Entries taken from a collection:
········

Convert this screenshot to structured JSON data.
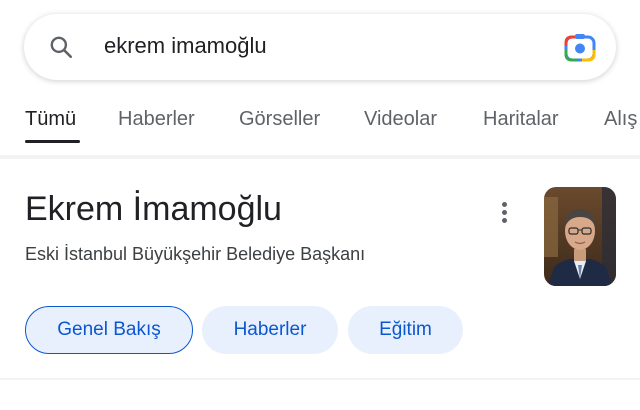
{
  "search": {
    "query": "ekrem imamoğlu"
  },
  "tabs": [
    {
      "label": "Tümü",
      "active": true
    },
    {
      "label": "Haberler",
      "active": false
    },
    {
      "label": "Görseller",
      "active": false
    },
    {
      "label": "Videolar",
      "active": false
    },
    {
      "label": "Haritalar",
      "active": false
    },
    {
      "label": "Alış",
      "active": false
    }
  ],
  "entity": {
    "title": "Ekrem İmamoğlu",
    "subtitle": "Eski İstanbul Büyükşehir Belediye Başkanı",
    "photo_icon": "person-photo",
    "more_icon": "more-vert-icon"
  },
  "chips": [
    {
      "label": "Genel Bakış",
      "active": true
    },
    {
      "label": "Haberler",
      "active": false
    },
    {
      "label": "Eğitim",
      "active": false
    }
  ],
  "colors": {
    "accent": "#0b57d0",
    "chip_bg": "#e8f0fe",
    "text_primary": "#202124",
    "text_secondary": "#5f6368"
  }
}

········

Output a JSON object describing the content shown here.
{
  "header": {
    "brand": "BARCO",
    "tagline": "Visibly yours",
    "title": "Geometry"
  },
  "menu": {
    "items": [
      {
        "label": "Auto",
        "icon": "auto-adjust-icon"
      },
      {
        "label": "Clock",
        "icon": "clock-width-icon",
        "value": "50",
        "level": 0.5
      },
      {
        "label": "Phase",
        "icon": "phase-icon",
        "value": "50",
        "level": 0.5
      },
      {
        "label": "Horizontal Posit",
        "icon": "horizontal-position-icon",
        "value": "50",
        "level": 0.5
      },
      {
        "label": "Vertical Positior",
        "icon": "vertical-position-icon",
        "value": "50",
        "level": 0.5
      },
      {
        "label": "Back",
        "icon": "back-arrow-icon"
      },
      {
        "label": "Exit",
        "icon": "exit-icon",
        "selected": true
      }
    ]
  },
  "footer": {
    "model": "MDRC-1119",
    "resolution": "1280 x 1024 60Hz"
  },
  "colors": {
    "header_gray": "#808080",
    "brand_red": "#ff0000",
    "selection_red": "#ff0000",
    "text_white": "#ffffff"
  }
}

········

**Exercise**
Tell how many lines of the data include the word "position", and nothing else.

**Answer to the task**
2